[Supplied information start]

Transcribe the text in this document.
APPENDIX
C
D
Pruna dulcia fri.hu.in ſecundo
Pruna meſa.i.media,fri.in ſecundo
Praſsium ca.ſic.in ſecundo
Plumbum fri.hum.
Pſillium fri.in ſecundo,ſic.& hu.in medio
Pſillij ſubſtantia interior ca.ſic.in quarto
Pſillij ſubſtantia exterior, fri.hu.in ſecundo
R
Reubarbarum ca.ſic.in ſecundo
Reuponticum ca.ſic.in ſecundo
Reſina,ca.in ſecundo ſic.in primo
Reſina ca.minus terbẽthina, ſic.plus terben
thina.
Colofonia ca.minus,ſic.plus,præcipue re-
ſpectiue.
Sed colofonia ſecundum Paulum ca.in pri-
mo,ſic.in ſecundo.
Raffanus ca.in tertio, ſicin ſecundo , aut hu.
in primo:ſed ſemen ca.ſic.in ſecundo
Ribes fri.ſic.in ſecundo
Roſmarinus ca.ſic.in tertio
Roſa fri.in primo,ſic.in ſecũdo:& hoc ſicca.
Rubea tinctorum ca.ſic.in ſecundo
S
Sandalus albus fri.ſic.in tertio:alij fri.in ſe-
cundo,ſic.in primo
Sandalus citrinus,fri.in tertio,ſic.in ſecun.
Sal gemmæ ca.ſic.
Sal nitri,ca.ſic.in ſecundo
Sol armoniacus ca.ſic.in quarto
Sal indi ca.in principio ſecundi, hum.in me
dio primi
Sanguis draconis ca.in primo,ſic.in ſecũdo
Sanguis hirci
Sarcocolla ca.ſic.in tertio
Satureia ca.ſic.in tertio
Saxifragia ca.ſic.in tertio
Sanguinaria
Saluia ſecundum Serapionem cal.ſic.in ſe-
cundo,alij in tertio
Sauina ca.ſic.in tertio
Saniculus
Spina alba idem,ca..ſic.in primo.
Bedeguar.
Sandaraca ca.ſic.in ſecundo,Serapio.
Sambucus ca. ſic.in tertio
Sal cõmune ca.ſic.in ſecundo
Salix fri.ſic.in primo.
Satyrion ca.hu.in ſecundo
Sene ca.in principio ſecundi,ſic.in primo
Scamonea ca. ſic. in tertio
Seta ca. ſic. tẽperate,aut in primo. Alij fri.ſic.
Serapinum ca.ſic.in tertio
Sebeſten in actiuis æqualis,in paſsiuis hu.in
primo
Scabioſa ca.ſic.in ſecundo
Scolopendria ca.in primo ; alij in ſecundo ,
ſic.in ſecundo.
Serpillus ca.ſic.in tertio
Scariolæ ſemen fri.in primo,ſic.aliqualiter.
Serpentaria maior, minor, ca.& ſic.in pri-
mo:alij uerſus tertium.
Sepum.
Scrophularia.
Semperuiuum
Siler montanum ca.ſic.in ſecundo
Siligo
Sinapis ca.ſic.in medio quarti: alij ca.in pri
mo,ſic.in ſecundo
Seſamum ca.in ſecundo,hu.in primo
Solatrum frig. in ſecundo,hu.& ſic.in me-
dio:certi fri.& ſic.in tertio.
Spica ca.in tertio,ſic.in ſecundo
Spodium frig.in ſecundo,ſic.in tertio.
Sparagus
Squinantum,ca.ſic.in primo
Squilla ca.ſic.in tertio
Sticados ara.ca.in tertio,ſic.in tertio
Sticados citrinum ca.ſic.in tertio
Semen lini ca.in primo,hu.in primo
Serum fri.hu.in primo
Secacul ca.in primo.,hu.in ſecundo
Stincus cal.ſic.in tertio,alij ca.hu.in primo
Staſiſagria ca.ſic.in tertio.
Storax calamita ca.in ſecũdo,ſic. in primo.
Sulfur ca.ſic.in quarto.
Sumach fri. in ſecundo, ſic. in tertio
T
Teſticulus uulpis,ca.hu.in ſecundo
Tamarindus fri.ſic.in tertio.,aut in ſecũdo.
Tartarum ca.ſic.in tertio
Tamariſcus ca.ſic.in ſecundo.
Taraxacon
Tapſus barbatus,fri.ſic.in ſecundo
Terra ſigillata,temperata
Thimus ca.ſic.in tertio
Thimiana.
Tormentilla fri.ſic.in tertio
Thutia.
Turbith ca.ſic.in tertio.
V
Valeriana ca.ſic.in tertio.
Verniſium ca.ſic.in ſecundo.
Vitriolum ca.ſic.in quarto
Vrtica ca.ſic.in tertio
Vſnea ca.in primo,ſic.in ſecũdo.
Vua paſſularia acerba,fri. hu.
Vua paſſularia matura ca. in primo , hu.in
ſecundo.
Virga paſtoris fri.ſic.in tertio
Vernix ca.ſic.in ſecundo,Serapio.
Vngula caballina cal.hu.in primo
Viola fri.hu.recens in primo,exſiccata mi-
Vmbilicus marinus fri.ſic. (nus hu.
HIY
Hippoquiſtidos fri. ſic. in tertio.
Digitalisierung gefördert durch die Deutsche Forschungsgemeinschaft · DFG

[Supplied information end]

*To be done:* Reproduce each entry exactly, leaving out nothing.

*Final result:*
Transcribe the text in this document.
APPENDIX
C
D
Pruna dulcia fri.hu.in ſecundo
Pruna meſa.i.media,fri.in ſecundo
Praſsium ca.ſic.in ſecundo
Plumbum fri.hum.
Pſillium fri.in ſecundo,ſic.& hu.in medio
Pſillij ſubſtantia interior ca.ſic.in quarto
Pſillij ſubſtantia exterior, fri.hu.in ſecundo
R
Reubarbarum ca.ſic.in ſecundo
Reuponticum ca.ſic.in ſecundo
Reſina,ca.in ſecundo ſic.in primo
Reſina ca.minus terbẽthina, ſic.plus terben
thina.
Colofonia ca.minus,ſic.plus,præcipue re-
ſpectiue.
Sed colofonia ſecundum Paulum ca.in pri-
mo,ſic.in ſecundo.
Raffanus ca.in tertio, ſicin ſecundo , aut hu.
in primo:ſed ſemen ca.ſic.in ſecundo
Ribes fri.ſic.in ſecundo
Roſmarinus ca.ſic.in tertio
Roſa fri.in primo,ſic.in ſecũdo:& hoc ſicca.
Rubea tinctorum ca.ſic.in ſecundo
S
Sandalus albus fri.ſic.in tertio:alij fri.in ſe-
cundo,ſic.in primo
Sandalus citrinus,fri.in tertio,ſic.in ſecun.
Sal gemmæ ca.ſic.
Sal nitri,ca.ſic.in ſecundo
Sol armoniacus ca.ſic.in quarto
Sal indi ca.in principio ſecundi, hum.in me
dio primi
Sanguis draconis ca.in primo,ſic.in ſecũdo
Sanguis hirci
Sarcocolla ca.ſic.in tertio
Satureia ca.ſic.in tertio
Saxifragia ca.ſic.in tertio
Sanguinaria
Saluia ſecundum Serapionem cal.ſic.in ſe-
cundo,alij in tertio
Sauina ca.ſic.in tertio
Saniculus
Spina alba idem,ca..ſic.in primo.
Bedeguar.
Sandaraca ca.ſic.in ſecundo,Serapio.
Sambucus ca. ſic.in tertio
Sal cõmune ca.ſic.in ſecundo
Salix fri.ſic.in primo.
Satyrion ca.hu.in ſecundo
Sene ca.in principio ſecundi,ſic.in primo
Scamonea ca. ſic. in tertio
Seta ca. ſic. tẽperate,aut in primo. Alij fri.ſic.
Serapinum ca.ſic.in tertio
Sebeſten in actiuis æqualis,in paſsiuis hu.in
primo
Scabioſa ca.ſic.in ſecundo
Scolopendria ca.in primo ; alij in ſecundo ,
ſic.in ſecundo.
Serpillus ca.ſic.in tertio
Scariolæ ſemen fri.in primo,ſic.aliqualiter.
Serpentaria maior, minor, ca.& ſic.in pri-
mo:alij uerſus tertium.
Sepum.
Scrophularia.
Semperuiuum
Siler montanum ca.ſic.in ſecundo
Siligo
Sinapis ca.ſic.in medio quarti: alij ca.in pri
mo,ſic.in ſecundo
Seſamum ca.in ſecundo,hu.in primo
Solatrum frig. in ſecundo,hu.& ſic.in me-
dio:certi fri.& ſic.in tertio.
Spica ca.in tertio,ſic.in ſecundo
Spodium frig.in ſecundo,ſic.in tertio.
Sparagus
Squinantum,ca.ſic.in primo
Squilla ca.ſic.in tertio
Sticados ara.ca.in tertio,ſic.in tertio
Sticados citrinum ca.ſic.in tertio
Semen lini ca.in primo,hu.in primo
Serum fri.hu.in primo
Secacul ca.in primo.,hu.in ſecundo
Stincus cal.ſic.in tertio,alij ca.hu.in primo
Staſiſagria ca.ſic.in tertio.
Storax calamita ca.in ſecũdo,ſic. in primo.
Sulfur ca.ſic.in quarto.
Sumach fri. in ſecundo, ſic. in tertio
T
Teſticulus uulpis,ca.hu.in ſecundo
Tamarindus fri.ſic.in tertio.,aut in ſecũdo.
Tartarum ca.ſic.in tertio
Tamariſcus ca.ſic.in ſecundo.
Taraxacon
Tapſus barbatus,fri.ſic.in ſecundo
Terra ſigillata,temperata
Thimus ca.ſic.in tertio
Thimiana.
Tormentilla fri.ſic.in tertio
Thutia.
Turbith ca.ſic.in tertio.
V
Valeriana ca.ſic.in tertio.
Verniſium ca.ſic.in ſecundo.
Vitriolum ca.ſic.in quarto
Vrtica ca.ſic.in tertio
Vſnea ca.in primo,ſic.in ſecũdo.
Vua paſſularia acerba,fri. hu.
Vua paſſularia matura ca. in primo , hu.in
ſecundo.
Virga paſtoris fri.ſic.in tertio
Vernix ca.ſic.in ſecundo,Serapio.
Vngula caballina cal.hu.in primo
Viola fri.hu.recens in primo,exſiccata mi-
Vmbilicus marinus fri.ſic. (nus hu.
HIY
Hippoquiſtidos fri. ſic. in tertio.
Digitalisierung gefördert durch die Deutsche Forschungsgemeinschaft · DFG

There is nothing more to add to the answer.